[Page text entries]
- Opening Delimiter -

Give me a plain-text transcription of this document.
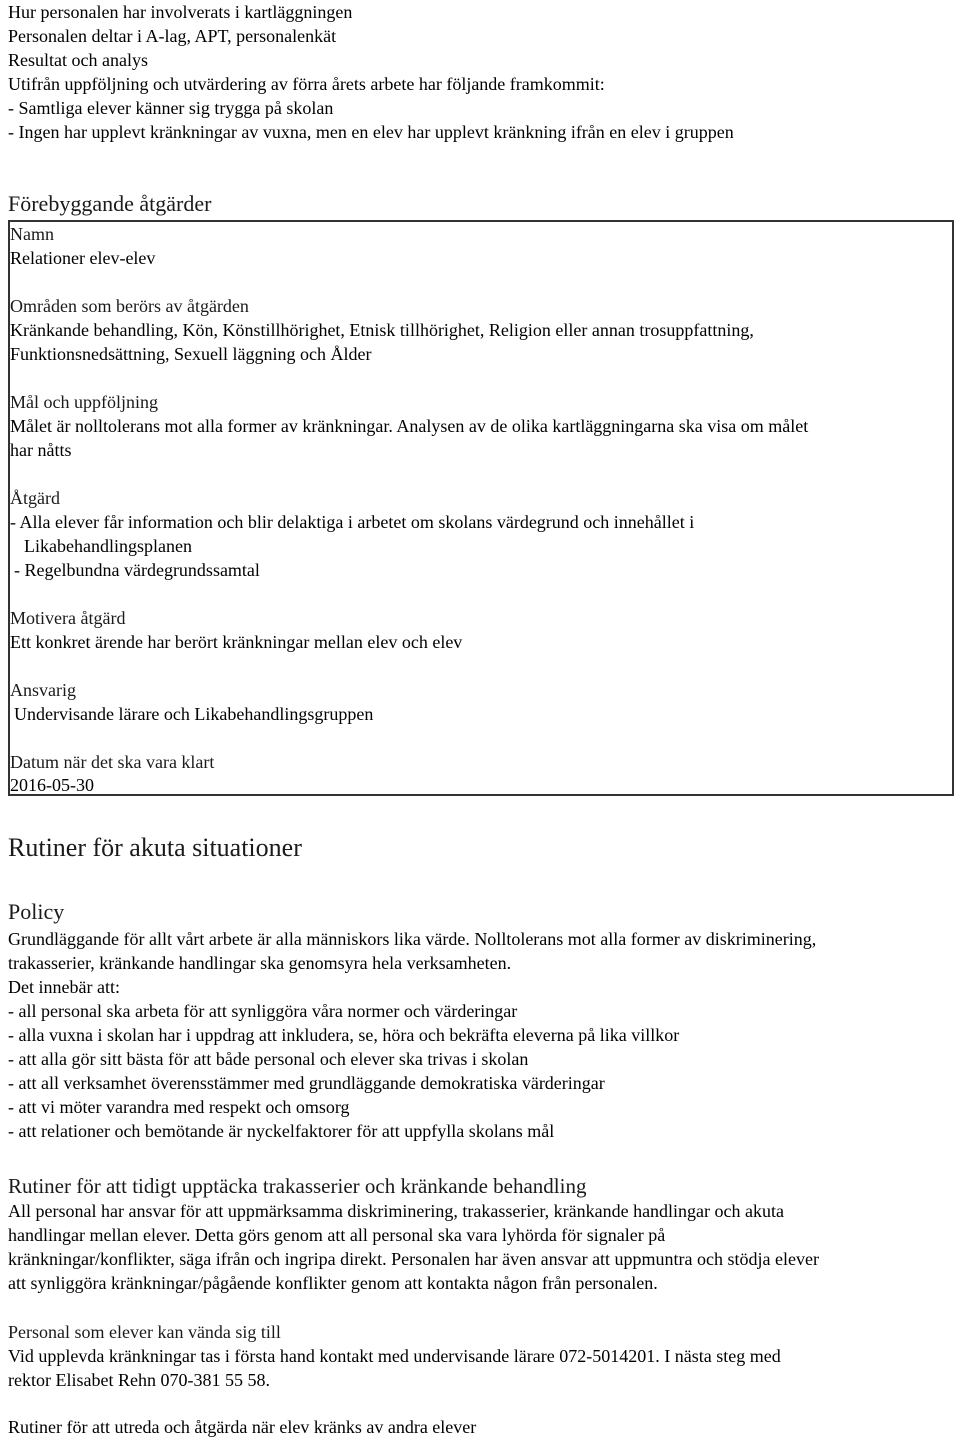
Hur personalen har involverats i kartläggningen
Personalen deltar i A-lag, APT, personalenkät
Resultat och analys
Utifrån uppföljning och utvärdering av förra årets arbete har följande framkommit:
- Samtliga elever känner sig trygga på skolan
- Ingen har upplevt kränkningar av vuxna, men en elev har upplevt kränkning ifrån en elev i gruppen
Förebyggande åtgärder
Namn
Relationer elev-elev
Områden som berörs av åtgärden
Kränkande behandling, Kön, Könstillhörighet, Etnisk tillhörighet, Religion eller annan trosuppfattning,
Funktionsnedsättning, Sexuell läggning och Ålder
Mål och uppföljning
Målet är nolltolerans mot alla former av kränkningar. Analysen av de olika kartläggningarna ska visa om målet
har nåtts
Åtgärd
- Alla elever får information och blir delaktiga i arbetet om skolans värdegrund och innehållet i
Likabehandlingsplanen
- Regelbundna värdegrundssamtal
Motivera åtgärd
Ett konkret ärende har berört kränkningar mellan elev och elev
Ansvarig
Undervisande lärare och Likabehandlingsgruppen
Datum när det ska vara klart
2016-05-30
Rutiner för akuta situationer
Policy
Grundläggande för allt vårt arbete är alla människors lika värde. Nolltolerans mot alla former av diskriminering,
trakasserier, kränkande handlingar ska genomsyra hela verksamheten.
Det innebär att:
- all personal ska arbeta för att synliggöra våra normer och värderingar
- alla vuxna i skolan har i uppdrag att inkludera, se, höra och bekräfta eleverna på lika villkor
- att alla gör sitt bästa för att både personal och elever ska trivas i skolan
- att all verksamhet överensstämmer med grundläggande demokratiska värderingar
- att vi möter varandra med respekt och omsorg
- att relationer och bemötande är nyckelfaktorer för att uppfylla skolans mål
Rutiner för att tidigt upptäcka trakasserier och kränkande behandling
All personal har ansvar för att uppmärksamma diskriminering, trakasserier, kränkande handlingar och akuta
handlingar mellan elever. Detta görs genom att all personal ska vara lyhörda för signaler på
kränkningar/konflikter, säga ifrån och ingripa direkt. Personalen har även ansvar att uppmuntra och stödja elever
att synliggöra kränkningar/pågående konflikter genom att kontakta någon från personalen.
Personal som elever kan vända sig till
Vid upplevda kränkningar tas i första hand kontakt med undervisande lärare 072-5014201. I nästa steg med
rektor Elisabet Rehn 070-381 55 58.
Rutiner för att utreda och åtgärda när elev kränks av andra elever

- Closing Delimiter -

- _WORK ITEM_: Could the entries above be returned verbatim, with no pictures included?

- _SOLVED PROBLEM_:
Give me a plain-text transcription of this document.
Hur personalen har involverats i kartläggningen
Personalen deltar i A-lag, APT, personalenkät
Resultat och analys
Utifrån uppföljning och utvärdering av förra årets arbete har följande framkommit:
- Samtliga elever känner sig trygga på skolan
- Ingen har upplevt kränkningar av vuxna, men en elev har upplevt kränkning ifrån en elev i gruppen
Förebyggande åtgärder
Namn
Relationer elev-elev
Områden som berörs av åtgärden
Kränkande behandling, Kön, Könstillhörighet, Etnisk tillhörighet, Religion eller annan trosuppfattning,
Funktionsnedsättning, Sexuell läggning och Ålder
Mål och uppföljning
Målet är nolltolerans mot alla former av kränkningar. Analysen av de olika kartläggningarna ska visa om målet
har nåtts
Åtgärd
- Alla elever får information och blir delaktiga i arbetet om skolans värdegrund och innehållet i
Likabehandlingsplanen
- Regelbundna värdegrundssamtal
Motivera åtgärd
Ett konkret ärende har berört kränkningar mellan elev och elev
Ansvarig
Undervisande lärare och Likabehandlingsgruppen
Datum när det ska vara klart
2016-05-30
Rutiner för akuta situationer
Policy
Grundläggande för allt vårt arbete är alla människors lika värde. Nolltolerans mot alla former av diskriminering,
trakasserier, kränkande handlingar ska genomsyra hela verksamheten.
Det innebär att:
- all personal ska arbeta för att synliggöra våra normer och värderingar
- alla vuxna i skolan har i uppdrag att inkludera, se, höra och bekräfta eleverna på lika villkor
- att alla gör sitt bästa för att både personal och elever ska trivas i skolan
- att all verksamhet överensstämmer med grundläggande demokratiska värderingar
- att vi möter varandra med respekt och omsorg
- att relationer och bemötande är nyckelfaktorer för att uppfylla skolans mål
Rutiner för att tidigt upptäcka trakasserier och kränkande behandling
All personal har ansvar för att uppmärksamma diskriminering, trakasserier, kränkande handlingar och akuta
handlingar mellan elever. Detta görs genom att all personal ska vara lyhörda för signaler på
kränkningar/konflikter, säga ifrån och ingripa direkt. Personalen har även ansvar att uppmuntra och stödja elever
att synliggöra kränkningar/pågående konflikter genom att kontakta någon från personalen.
Personal som elever kan vända sig till
Vid upplevda kränkningar tas i första hand kontakt med undervisande lärare 072-5014201. I nästa steg med
rektor Elisabet Rehn 070-381 55 58.
Rutiner för att utreda och åtgärda när elev kränks av andra elever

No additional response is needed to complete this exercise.